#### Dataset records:
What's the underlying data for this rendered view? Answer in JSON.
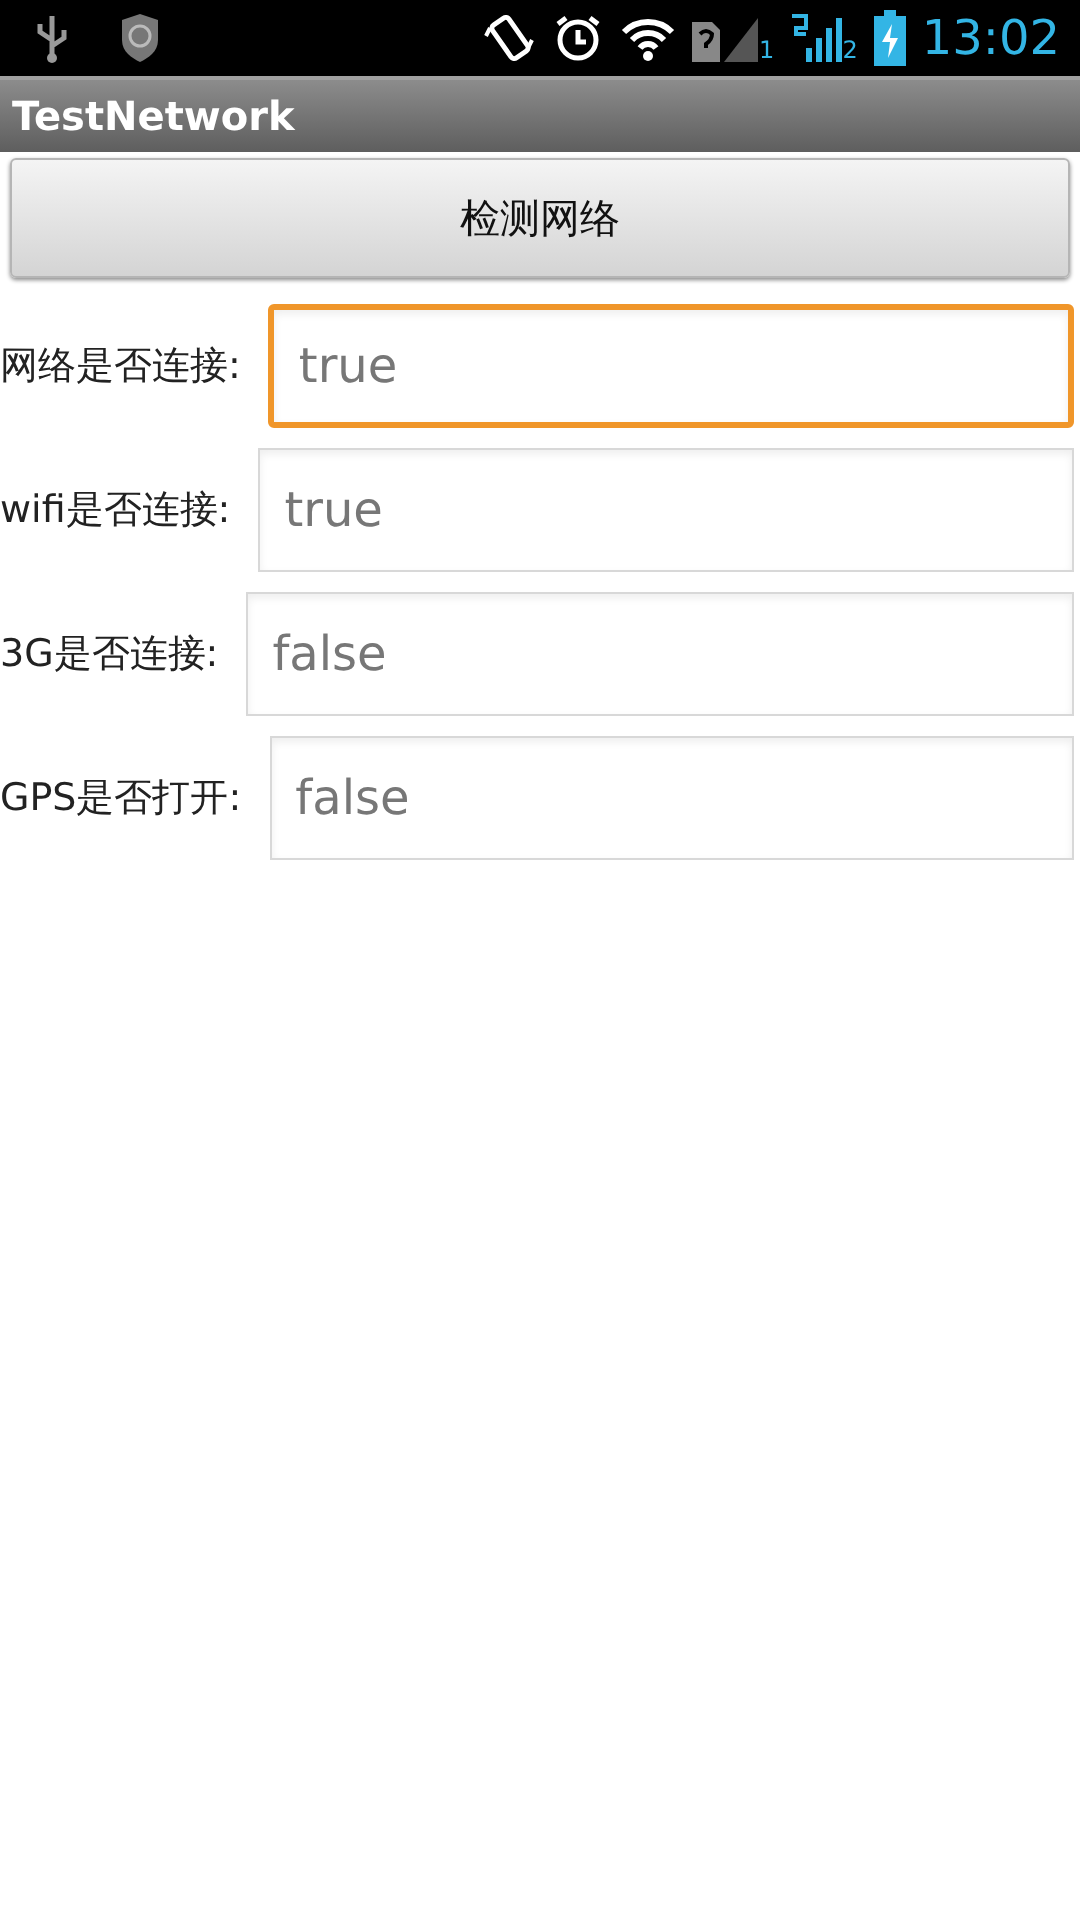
{
  "status_bar": {
    "time": "13:02",
    "sim_slot_label": "1",
    "signal_slot_label": "2"
  },
  "app_bar": {
    "title": "TestNetwork"
  },
  "check_button": {
    "label": "检测网络"
  },
  "rows": [
    {
      "label": "网络是否连接:",
      "value": "true",
      "focused": true
    },
    {
      "label": "wifi是否连接:",
      "value": "true",
      "focused": false
    },
    {
      "label": "3G是否连接:",
      "value": "false",
      "focused": false
    },
    {
      "label": "GPS是否打开:",
      "value": "false",
      "focused": false
    }
  ]
}
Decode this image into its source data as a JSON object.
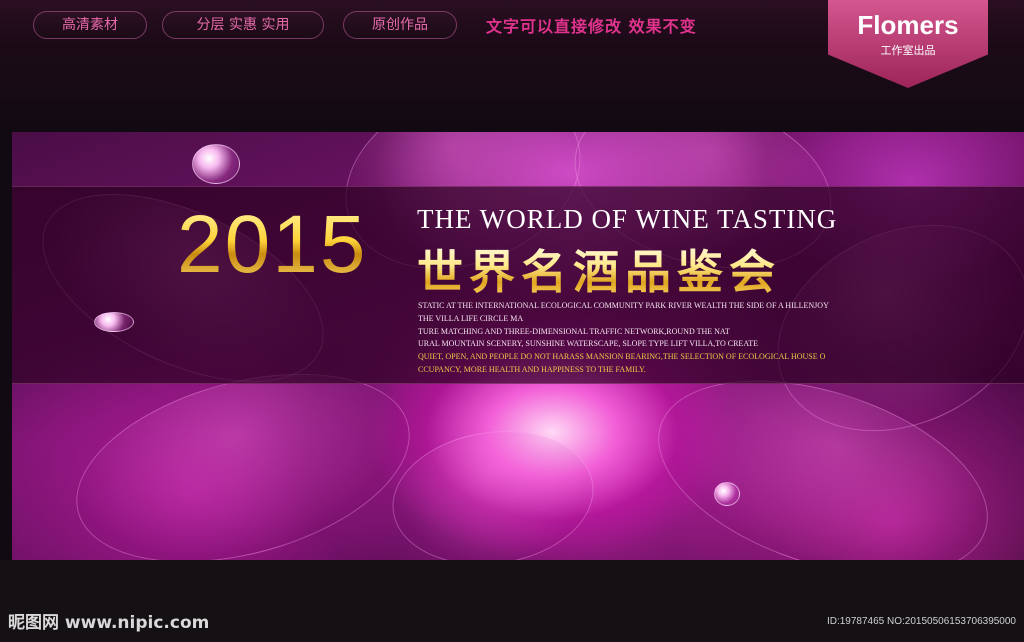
{
  "top_nav": {
    "pills": [
      "高清素材",
      "分层 实惠 实用",
      "原创作品"
    ],
    "slogan": "文字可以直接修改  效果不变",
    "badge": {
      "name": "Flomers",
      "sub": "工作室出品"
    }
  },
  "banner": {
    "year": "2015",
    "english_title": "THE WORLD OF WINE TASTING",
    "chinese_title": "世界名酒品鉴会",
    "body_lines": [
      "STATIC AT THE INTERNATIONAL ECOLOGICAL COMMUNITY PARK RIVER WEALTH THE SIDE OF A HILLENJOY",
      "THE VILLA LIFE CIRCLE MA",
      "TURE MATCHING AND THREE-DIMENSIONAL TRAFFIC NETWORK,ROUND THE NAT",
      "URAL MOUNTAIN SCENERY, SUNSHINE WATERSCAPE, SLOPE TYPE LIFT VILLA,TO CREATE",
      "QUIET, OPEN, AND PEOPLE DO NOT HARASS MANSION BEARING,THE SELECTION OF ECOLOGICAL HOUSE O",
      "CCUPANCY, MORE HEALTH AND HAPPINESS TO THE FAMILY."
    ],
    "colors": {
      "gold": "#ffd43a",
      "magenta": "#e0338d",
      "purple": "#7a1470"
    }
  },
  "footer": {
    "watermark_cn": "昵图网",
    "watermark_url": "www.nipic.com",
    "id_text": "ID:19787465 NO:20150506153706395000"
  }
}
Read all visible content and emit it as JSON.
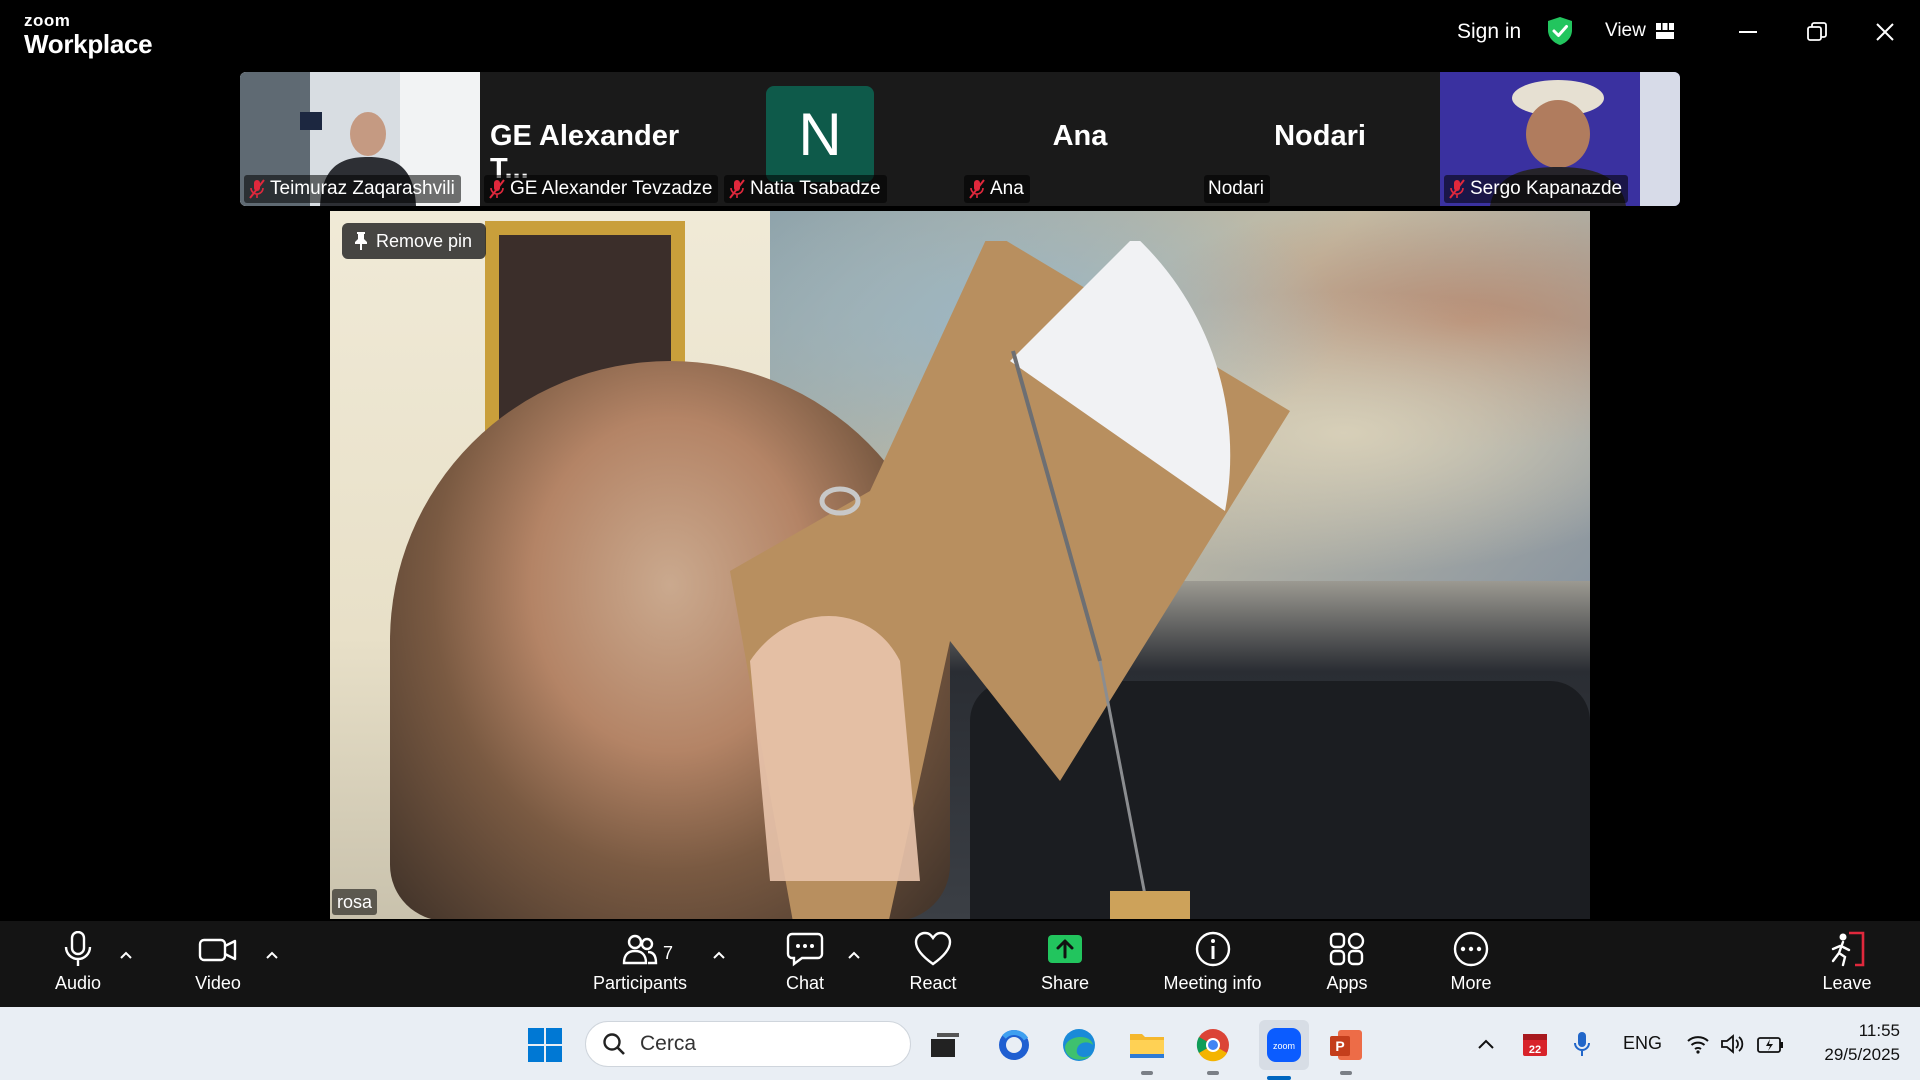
{
  "app": {
    "brand_small": "zoom",
    "brand_big": "Workplace",
    "sign_in": "Sign in",
    "view": "View"
  },
  "participants_strip": [
    {
      "name": "Teimuraz Zaqarashvili",
      "muted": true,
      "type": "video"
    },
    {
      "display": "GE Alexander T...",
      "name": "GE Alexander Tevzadze",
      "muted": true,
      "type": "name"
    },
    {
      "avatar_letter": "N",
      "name": "Natia Tsabadze",
      "muted": true,
      "type": "avatar"
    },
    {
      "display": "Ana",
      "name": "Ana",
      "muted": true,
      "type": "name"
    },
    {
      "display": "Nodari",
      "name": "Nodari",
      "muted": false,
      "type": "name"
    },
    {
      "name": "Sergo Kapanazde",
      "muted": true,
      "type": "video"
    }
  ],
  "main_video": {
    "remove_pin": "Remove pin",
    "speaker_name": "rosa"
  },
  "toolbar": {
    "audio": "Audio",
    "video": "Video",
    "participants": "Participants",
    "participants_count": "7",
    "chat": "Chat",
    "react": "React",
    "share": "Share",
    "meeting_info": "Meeting info",
    "apps": "Apps",
    "more": "More",
    "leave": "Leave"
  },
  "taskbar": {
    "search_placeholder": "Cerca",
    "language": "ENG",
    "time": "11:55",
    "date": "29/5/2025",
    "calendar_badge": "22"
  },
  "colors": {
    "share_green": "#22c55e",
    "leave_red": "#e0283c",
    "shield_green": "#22c55e",
    "avatar_teal": "#0e5a4a"
  }
}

#### WHAT THE EXERCISE ASKS:
Word for word, quote the full listing, omitting every picture.

#### FINISHED ANSWER:
What's the underlying data for this rendered view? Answer in JSON.
{
  "status_bar": {
    "time": "13:02",
    "sim_slot_label": "1",
    "signal_slot_label": "2"
  },
  "app_bar": {
    "title": "TestNetwork"
  },
  "check_button": {
    "label": "检测网络"
  },
  "rows": [
    {
      "label": "网络是否连接:",
      "value": "true",
      "focused": true
    },
    {
      "label": "wifi是否连接:",
      "value": "true",
      "focused": false
    },
    {
      "label": "3G是否连接:",
      "value": "false",
      "focused": false
    },
    {
      "label": "GPS是否打开:",
      "value": "false",
      "focused": false
    }
  ]
}
Decode this image into its source data as a JSON object.
{
  "top_nav": {
    "pills": [
      "高清素材",
      "分层 实惠 实用",
      "原创作品"
    ],
    "slogan": "文字可以直接修改  效果不变",
    "badge": {
      "name": "Flomers",
      "sub": "工作室出品"
    }
  },
  "banner": {
    "year": "2015",
    "english_title": "THE WORLD OF WINE TASTING",
    "chinese_title": "世界名酒品鉴会",
    "body_lines": [
      "STATIC AT THE INTERNATIONAL ECOLOGICAL COMMUNITY PARK RIVER WEALTH THE SIDE OF A HILLENJOY",
      "THE VILLA LIFE CIRCLE MA",
      "TURE MATCHING AND THREE-DIMENSIONAL TRAFFIC NETWORK,ROUND THE NAT",
      "URAL MOUNTAIN SCENERY, SUNSHINE WATERSCAPE, SLOPE TYPE LIFT VILLA,TO CREATE",
      "QUIET, OPEN, AND PEOPLE DO NOT HARASS MANSION BEARING,THE SELECTION OF ECOLOGICAL HOUSE O",
      "CCUPANCY, MORE HEALTH AND HAPPINESS TO THE FAMILY."
    ],
    "colors": {
      "gold": "#ffd43a",
      "magenta": "#e0338d",
      "purple": "#7a1470"
    }
  },
  "footer": {
    "watermark_cn": "昵图网",
    "watermark_url": "www.nipic.com",
    "id_text": "ID:19787465 NO:20150506153706395000"
  }
}
Read all visible content and emit it as JSON.
{
  "app": {
    "brand_small": "zoom",
    "brand_big": "Workplace",
    "sign_in": "Sign in",
    "view": "View"
  },
  "participants_strip": [
    {
      "name": "Teimuraz Zaqarashvili",
      "muted": true,
      "type": "video"
    },
    {
      "display": "GE Alexander T...",
      "name": "GE Alexander Tevzadze",
      "muted": true,
      "type": "name"
    },
    {
      "avatar_letter": "N",
      "name": "Natia Tsabadze",
      "muted": true,
      "type": "avatar"
    },
    {
      "display": "Ana",
      "name": "Ana",
      "muted": true,
      "type": "name"
    },
    {
      "display": "Nodari",
      "name": "Nodari",
      "muted": false,
      "type": "name"
    },
    {
      "name": "Sergo Kapanazde",
      "muted": true,
      "type": "video"
    }
  ],
  "main_video": {
    "remove_pin": "Remove pin",
    "speaker_name": "rosa"
  },
  "toolbar": {
    "audio": "Audio",
    "video": "Video",
    "participants": "Participants",
    "participants_count": "7",
    "chat": "Chat",
    "react": "React",
    "share": "Share",
    "meeting_info": "Meeting info",
    "apps": "Apps",
    "more": "More",
    "leave": "Leave"
  },
  "taskbar": {
    "search_placeholder": "Cerca",
    "language": "ENG",
    "time": "11:55",
    "date": "29/5/2025",
    "calendar_badge": "22"
  },
  "colors": {
    "share_green": "#22c55e",
    "leave_red": "#e0283c",
    "shield_green": "#22c55e",
    "avatar_teal": "#0e5a4a"
  }
}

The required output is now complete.